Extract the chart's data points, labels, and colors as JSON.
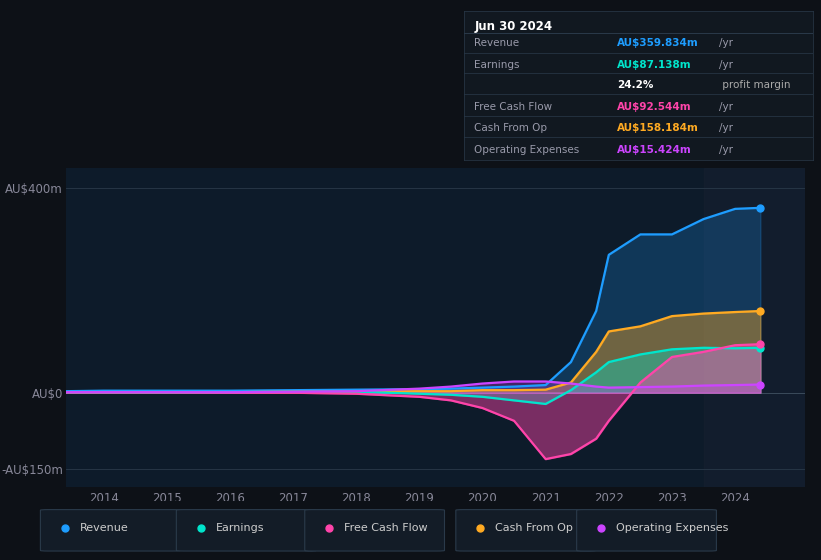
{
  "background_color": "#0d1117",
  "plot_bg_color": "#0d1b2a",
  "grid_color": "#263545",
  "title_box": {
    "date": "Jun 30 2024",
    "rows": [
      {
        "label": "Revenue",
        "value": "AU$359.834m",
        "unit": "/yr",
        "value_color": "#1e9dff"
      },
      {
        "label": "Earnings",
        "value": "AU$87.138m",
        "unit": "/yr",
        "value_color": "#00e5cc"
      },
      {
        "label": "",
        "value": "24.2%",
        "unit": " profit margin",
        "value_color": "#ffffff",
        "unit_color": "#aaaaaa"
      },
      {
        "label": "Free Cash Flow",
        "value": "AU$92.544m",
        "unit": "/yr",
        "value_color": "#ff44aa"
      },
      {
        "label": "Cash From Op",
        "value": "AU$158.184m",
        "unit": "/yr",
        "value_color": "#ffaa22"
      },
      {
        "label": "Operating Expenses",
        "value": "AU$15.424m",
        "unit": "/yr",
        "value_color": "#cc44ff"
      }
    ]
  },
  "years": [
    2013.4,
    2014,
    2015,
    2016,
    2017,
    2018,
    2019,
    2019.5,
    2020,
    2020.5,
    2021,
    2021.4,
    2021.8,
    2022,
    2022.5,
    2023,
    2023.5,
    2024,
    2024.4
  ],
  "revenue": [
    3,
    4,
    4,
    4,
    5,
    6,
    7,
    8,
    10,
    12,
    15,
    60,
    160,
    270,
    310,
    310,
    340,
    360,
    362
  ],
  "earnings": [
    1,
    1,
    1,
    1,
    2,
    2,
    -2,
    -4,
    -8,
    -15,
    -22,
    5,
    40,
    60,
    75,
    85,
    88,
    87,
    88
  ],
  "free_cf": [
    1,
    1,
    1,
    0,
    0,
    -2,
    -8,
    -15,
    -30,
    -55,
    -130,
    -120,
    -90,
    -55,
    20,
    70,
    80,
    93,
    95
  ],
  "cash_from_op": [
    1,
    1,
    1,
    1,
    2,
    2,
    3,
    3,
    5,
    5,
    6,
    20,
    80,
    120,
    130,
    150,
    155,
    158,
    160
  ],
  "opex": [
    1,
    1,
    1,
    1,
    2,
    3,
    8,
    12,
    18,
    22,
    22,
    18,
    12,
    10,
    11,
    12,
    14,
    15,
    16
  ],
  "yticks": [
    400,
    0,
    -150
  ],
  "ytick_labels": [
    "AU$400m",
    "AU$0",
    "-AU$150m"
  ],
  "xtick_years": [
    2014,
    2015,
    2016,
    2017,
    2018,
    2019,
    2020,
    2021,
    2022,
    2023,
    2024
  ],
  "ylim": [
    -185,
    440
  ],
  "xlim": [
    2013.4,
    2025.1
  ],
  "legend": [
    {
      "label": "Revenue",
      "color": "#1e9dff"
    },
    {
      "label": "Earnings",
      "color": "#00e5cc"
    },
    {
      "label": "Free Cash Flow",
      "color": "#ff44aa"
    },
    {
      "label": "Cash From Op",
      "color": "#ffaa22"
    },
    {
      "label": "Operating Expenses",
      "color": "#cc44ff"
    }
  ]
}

------------------------------------

Find how many lines of the entries contain "Flow". Respond with the number only.

2